▽

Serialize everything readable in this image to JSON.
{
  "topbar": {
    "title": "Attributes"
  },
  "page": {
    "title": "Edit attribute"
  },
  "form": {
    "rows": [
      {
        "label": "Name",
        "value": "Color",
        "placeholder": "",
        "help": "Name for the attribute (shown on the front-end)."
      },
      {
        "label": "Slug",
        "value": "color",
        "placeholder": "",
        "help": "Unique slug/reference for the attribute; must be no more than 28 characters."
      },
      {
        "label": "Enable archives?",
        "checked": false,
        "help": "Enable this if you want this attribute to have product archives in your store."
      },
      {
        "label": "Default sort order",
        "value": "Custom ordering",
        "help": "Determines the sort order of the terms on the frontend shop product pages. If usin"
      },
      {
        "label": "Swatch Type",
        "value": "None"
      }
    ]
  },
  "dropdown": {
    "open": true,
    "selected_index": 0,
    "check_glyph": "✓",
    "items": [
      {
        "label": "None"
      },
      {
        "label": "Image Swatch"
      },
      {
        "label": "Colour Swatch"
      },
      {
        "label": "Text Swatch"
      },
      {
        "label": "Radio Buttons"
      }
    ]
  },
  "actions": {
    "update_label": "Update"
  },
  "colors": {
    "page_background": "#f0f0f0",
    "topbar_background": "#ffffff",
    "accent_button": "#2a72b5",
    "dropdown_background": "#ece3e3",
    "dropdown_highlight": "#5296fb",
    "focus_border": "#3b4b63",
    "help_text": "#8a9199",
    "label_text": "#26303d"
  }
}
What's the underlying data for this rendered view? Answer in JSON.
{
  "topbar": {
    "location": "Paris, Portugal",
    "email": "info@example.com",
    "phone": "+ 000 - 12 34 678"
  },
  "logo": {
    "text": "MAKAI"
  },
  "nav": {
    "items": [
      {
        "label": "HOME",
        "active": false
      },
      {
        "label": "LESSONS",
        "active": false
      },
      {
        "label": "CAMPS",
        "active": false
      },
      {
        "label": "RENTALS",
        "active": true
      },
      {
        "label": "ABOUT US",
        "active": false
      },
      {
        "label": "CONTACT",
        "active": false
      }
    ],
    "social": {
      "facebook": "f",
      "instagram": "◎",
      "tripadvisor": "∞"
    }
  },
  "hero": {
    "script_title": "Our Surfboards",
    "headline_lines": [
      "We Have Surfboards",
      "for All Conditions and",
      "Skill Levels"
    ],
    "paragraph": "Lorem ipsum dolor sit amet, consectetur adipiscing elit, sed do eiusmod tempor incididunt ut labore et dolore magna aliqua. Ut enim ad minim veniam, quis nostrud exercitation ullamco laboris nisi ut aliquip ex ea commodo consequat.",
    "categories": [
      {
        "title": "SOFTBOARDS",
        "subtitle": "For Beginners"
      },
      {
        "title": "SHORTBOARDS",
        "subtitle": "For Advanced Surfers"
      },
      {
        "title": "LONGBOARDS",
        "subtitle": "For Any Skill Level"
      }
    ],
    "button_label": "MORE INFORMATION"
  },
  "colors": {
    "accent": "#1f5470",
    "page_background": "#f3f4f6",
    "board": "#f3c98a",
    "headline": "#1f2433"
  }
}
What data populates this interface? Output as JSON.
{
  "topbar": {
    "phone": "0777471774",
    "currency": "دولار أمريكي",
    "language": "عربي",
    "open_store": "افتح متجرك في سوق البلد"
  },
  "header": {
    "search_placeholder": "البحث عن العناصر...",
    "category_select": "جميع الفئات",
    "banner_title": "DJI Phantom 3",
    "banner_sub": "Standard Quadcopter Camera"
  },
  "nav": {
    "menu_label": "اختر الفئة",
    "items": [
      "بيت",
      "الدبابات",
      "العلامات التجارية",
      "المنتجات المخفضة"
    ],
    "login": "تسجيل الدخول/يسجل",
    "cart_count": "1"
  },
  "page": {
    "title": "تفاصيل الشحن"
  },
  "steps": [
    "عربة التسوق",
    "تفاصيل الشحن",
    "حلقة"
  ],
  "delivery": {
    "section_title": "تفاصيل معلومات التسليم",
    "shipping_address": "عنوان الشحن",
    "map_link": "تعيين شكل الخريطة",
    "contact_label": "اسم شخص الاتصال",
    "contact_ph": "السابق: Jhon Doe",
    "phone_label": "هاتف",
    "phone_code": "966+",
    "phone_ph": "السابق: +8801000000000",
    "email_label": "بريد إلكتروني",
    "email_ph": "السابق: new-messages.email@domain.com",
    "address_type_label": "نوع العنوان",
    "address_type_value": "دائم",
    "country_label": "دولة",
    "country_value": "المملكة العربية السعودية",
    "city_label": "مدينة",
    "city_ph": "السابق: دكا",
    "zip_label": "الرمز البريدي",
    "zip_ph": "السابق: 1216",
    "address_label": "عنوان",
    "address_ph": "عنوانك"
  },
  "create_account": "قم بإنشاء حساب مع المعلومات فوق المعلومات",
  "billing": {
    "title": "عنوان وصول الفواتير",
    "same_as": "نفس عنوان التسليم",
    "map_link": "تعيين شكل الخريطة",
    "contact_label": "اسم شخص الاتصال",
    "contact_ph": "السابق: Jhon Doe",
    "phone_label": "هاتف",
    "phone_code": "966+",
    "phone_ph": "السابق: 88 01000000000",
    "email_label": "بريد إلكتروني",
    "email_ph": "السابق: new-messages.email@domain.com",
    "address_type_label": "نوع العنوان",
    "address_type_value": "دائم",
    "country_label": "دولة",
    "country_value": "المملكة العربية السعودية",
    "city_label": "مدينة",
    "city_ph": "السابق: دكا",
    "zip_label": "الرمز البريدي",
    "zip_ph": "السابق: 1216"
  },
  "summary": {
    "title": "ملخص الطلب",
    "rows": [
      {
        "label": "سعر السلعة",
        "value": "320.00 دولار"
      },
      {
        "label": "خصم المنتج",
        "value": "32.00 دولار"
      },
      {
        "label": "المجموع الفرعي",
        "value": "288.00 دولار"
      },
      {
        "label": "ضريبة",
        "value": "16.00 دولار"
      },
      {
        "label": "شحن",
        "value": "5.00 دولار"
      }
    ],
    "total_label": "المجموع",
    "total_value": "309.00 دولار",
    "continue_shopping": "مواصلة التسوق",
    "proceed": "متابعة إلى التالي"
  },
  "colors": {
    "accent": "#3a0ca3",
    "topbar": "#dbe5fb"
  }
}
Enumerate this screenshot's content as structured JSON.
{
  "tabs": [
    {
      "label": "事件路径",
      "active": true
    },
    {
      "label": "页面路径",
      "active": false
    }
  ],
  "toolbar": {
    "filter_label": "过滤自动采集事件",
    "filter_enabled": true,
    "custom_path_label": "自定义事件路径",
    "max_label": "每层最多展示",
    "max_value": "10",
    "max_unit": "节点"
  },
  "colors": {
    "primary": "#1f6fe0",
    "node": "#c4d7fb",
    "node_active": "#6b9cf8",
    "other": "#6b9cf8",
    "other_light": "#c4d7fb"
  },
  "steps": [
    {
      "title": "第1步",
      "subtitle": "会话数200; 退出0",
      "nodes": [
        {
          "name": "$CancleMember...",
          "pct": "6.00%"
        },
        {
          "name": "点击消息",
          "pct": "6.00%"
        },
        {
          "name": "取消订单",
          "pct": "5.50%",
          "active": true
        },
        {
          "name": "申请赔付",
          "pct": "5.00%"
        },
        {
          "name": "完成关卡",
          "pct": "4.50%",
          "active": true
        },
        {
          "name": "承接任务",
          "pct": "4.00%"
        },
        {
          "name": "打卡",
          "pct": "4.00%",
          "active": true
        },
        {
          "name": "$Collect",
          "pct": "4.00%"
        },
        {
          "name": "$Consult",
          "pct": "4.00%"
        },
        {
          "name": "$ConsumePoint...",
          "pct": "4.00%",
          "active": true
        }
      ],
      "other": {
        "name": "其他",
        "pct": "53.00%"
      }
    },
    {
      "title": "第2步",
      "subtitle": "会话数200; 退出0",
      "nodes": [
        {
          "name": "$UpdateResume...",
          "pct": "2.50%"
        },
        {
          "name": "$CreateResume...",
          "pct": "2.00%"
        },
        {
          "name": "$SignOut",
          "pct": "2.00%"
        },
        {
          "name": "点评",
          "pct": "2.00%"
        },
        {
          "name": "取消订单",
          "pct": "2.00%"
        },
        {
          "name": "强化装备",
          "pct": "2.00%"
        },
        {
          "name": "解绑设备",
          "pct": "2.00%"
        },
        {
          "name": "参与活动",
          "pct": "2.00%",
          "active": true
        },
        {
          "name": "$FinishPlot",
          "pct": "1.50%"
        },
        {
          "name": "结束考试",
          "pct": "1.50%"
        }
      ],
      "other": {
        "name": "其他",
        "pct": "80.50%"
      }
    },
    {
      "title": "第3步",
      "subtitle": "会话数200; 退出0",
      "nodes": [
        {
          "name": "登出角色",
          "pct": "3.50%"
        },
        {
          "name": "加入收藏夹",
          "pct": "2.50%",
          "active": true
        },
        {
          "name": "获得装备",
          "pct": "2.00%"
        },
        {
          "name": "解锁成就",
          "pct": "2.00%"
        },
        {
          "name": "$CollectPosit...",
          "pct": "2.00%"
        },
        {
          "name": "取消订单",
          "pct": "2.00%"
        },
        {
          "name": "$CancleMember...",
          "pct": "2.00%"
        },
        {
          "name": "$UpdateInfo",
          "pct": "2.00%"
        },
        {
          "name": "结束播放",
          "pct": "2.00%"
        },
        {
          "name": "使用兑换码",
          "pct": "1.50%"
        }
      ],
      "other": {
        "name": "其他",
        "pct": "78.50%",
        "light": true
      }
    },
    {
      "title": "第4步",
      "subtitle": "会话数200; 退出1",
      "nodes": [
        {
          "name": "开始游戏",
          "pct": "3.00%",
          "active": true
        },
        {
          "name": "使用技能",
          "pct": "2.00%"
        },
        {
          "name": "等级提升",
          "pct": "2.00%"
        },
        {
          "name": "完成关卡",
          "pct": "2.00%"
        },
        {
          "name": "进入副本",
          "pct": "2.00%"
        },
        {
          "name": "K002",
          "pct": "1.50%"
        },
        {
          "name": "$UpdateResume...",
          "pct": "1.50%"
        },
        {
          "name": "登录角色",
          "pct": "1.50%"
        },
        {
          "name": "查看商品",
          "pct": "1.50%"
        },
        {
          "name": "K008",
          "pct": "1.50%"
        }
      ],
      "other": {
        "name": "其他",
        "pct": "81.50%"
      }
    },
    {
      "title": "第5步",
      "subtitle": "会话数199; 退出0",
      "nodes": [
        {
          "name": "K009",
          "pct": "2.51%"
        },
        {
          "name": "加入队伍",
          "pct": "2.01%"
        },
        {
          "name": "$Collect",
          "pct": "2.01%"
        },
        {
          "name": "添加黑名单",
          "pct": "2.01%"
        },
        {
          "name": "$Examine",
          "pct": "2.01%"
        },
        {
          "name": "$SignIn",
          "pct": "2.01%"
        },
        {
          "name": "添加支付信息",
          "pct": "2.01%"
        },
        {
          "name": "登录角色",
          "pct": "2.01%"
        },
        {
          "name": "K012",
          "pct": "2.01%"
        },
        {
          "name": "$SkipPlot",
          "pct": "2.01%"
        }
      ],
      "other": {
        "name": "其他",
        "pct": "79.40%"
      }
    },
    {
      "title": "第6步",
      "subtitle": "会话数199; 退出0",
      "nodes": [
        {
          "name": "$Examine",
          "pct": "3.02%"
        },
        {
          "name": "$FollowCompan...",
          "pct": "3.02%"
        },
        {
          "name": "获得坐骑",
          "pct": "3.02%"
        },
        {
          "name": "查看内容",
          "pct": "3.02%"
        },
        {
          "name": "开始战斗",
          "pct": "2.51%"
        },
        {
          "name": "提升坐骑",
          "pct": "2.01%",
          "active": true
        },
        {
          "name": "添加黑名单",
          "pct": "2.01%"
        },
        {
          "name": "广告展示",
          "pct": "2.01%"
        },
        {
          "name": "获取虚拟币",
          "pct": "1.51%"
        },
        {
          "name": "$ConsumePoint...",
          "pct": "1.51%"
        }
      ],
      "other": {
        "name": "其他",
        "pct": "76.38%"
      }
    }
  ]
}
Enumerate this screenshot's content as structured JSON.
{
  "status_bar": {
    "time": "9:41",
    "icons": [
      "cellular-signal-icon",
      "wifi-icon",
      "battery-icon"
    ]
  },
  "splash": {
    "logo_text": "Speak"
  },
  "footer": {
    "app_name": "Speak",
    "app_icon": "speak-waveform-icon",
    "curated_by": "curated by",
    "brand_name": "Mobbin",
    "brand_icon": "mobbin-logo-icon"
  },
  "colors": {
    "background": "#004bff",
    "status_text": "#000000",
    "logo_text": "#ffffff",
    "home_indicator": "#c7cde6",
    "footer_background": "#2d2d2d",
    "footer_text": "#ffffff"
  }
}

△

_Job:_ From the entries above, copy every line where the word "التسوق" shows up.

_Final result:_
    "عربة التسوق",
    "continue_shopping": "مواصلة التسوق",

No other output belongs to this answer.